* _GIVEN REQUEST_:
Transcribe each line of the records below exactly, excluding any embedded images.

* _MATERIAL FOR THE TASK_:

--------------------------------------------------

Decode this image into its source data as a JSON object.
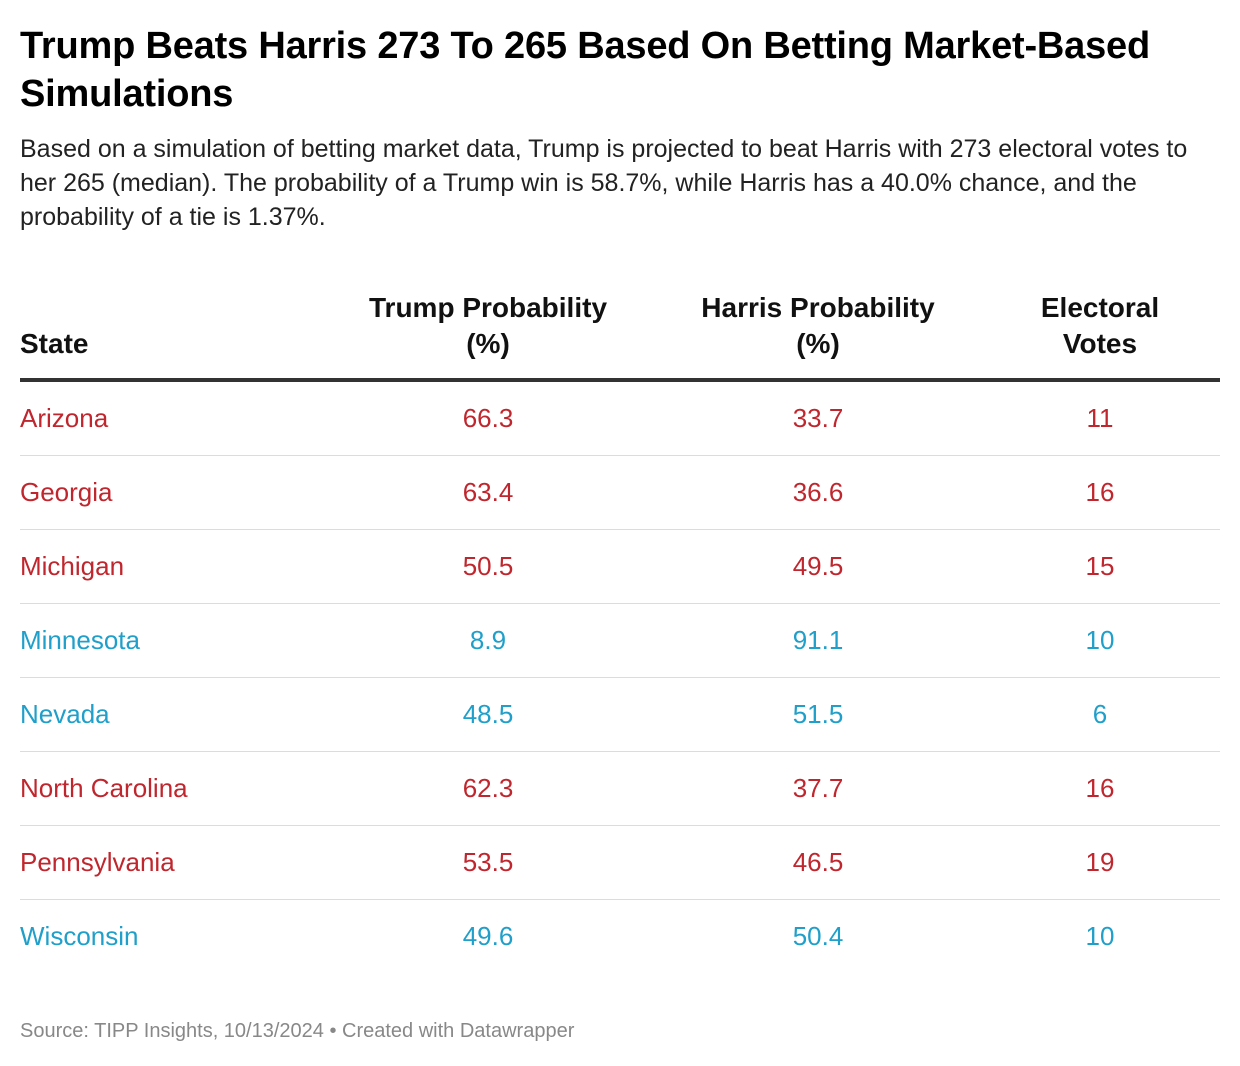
{
  "title": "Trump Beats Harris 273 To 265 Based On Betting Market-Based Simulations",
  "description": "Based on a simulation of betting market data, Trump is projected to beat Harris with 273 electoral votes to her 265 (median). The probability of a Trump win is 58.7%, while Harris has a 40.0% chance, and the probability of a tie is 1.37%.",
  "columns": [
    "State",
    "Trump Probability (%)",
    "Harris Probability (%)",
    "Electoral Votes"
  ],
  "colors": {
    "trump_lean": "#c0262d",
    "harris_lean": "#1f9fc9"
  },
  "chart_data": {
    "type": "table",
    "title": "Trump Beats Harris 273 To 265 Based On Betting Market-Based Simulations",
    "columns": [
      "State",
      "Trump Probability (%)",
      "Harris Probability (%)",
      "Electoral Votes"
    ],
    "rows": [
      {
        "state": "Arizona",
        "trump": "66.3",
        "harris": "33.7",
        "ev": "11",
        "lean": "trump"
      },
      {
        "state": "Georgia",
        "trump": "63.4",
        "harris": "36.6",
        "ev": "16",
        "lean": "trump"
      },
      {
        "state": "Michigan",
        "trump": "50.5",
        "harris": "49.5",
        "ev": "15",
        "lean": "trump"
      },
      {
        "state": "Minnesota",
        "trump": "8.9",
        "harris": "91.1",
        "ev": "10",
        "lean": "harris"
      },
      {
        "state": "Nevada",
        "trump": "48.5",
        "harris": "51.5",
        "ev": "6",
        "lean": "harris"
      },
      {
        "state": "North Carolina",
        "trump": "62.3",
        "harris": "37.7",
        "ev": "16",
        "lean": "trump"
      },
      {
        "state": "Pennsylvania",
        "trump": "53.5",
        "harris": "46.5",
        "ev": "19",
        "lean": "trump"
      },
      {
        "state": "Wisconsin",
        "trump": "49.6",
        "harris": "50.4",
        "ev": "10",
        "lean": "harris"
      }
    ]
  },
  "footer": "Source: TIPP Insights, 10/13/2024 • Created with Datawrapper"
}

--------------------------------------------------

* _WRITTEN RESPONSE_:
Decode this image into its source data as a JSON object.
{
  "title": "Trump Beats Harris 273 To 265 Based On Betting Market-Based Simulations",
  "description": "Based on a simulation of betting market data, Trump is projected to beat Harris with 273 electoral votes to her 265 (median). The probability of a Trump win is 58.7%, while Harris has a 40.0% chance, and the probability of a tie is 1.37%.",
  "columns": [
    "State",
    "Trump Probability (%)",
    "Harris Probability (%)",
    "Electoral Votes"
  ],
  "colors": {
    "trump_lean": "#c0262d",
    "harris_lean": "#1f9fc9"
  },
  "chart_data": {
    "type": "table",
    "title": "Trump Beats Harris 273 To 265 Based On Betting Market-Based Simulations",
    "columns": [
      "State",
      "Trump Probability (%)",
      "Harris Probability (%)",
      "Electoral Votes"
    ],
    "rows": [
      {
        "state": "Arizona",
        "trump": "66.3",
        "harris": "33.7",
        "ev": "11",
        "lean": "trump"
      },
      {
        "state": "Georgia",
        "trump": "63.4",
        "harris": "36.6",
        "ev": "16",
        "lean": "trump"
      },
      {
        "state": "Michigan",
        "trump": "50.5",
        "harris": "49.5",
        "ev": "15",
        "lean": "trump"
      },
      {
        "state": "Minnesota",
        "trump": "8.9",
        "harris": "91.1",
        "ev": "10",
        "lean": "harris"
      },
      {
        "state": "Nevada",
        "trump": "48.5",
        "harris": "51.5",
        "ev": "6",
        "lean": "harris"
      },
      {
        "state": "North Carolina",
        "trump": "62.3",
        "harris": "37.7",
        "ev": "16",
        "lean": "trump"
      },
      {
        "state": "Pennsylvania",
        "trump": "53.5",
        "harris": "46.5",
        "ev": "19",
        "lean": "trump"
      },
      {
        "state": "Wisconsin",
        "trump": "49.6",
        "harris": "50.4",
        "ev": "10",
        "lean": "harris"
      }
    ]
  },
  "footer": "Source: TIPP Insights, 10/13/2024 • Created with Datawrapper"
}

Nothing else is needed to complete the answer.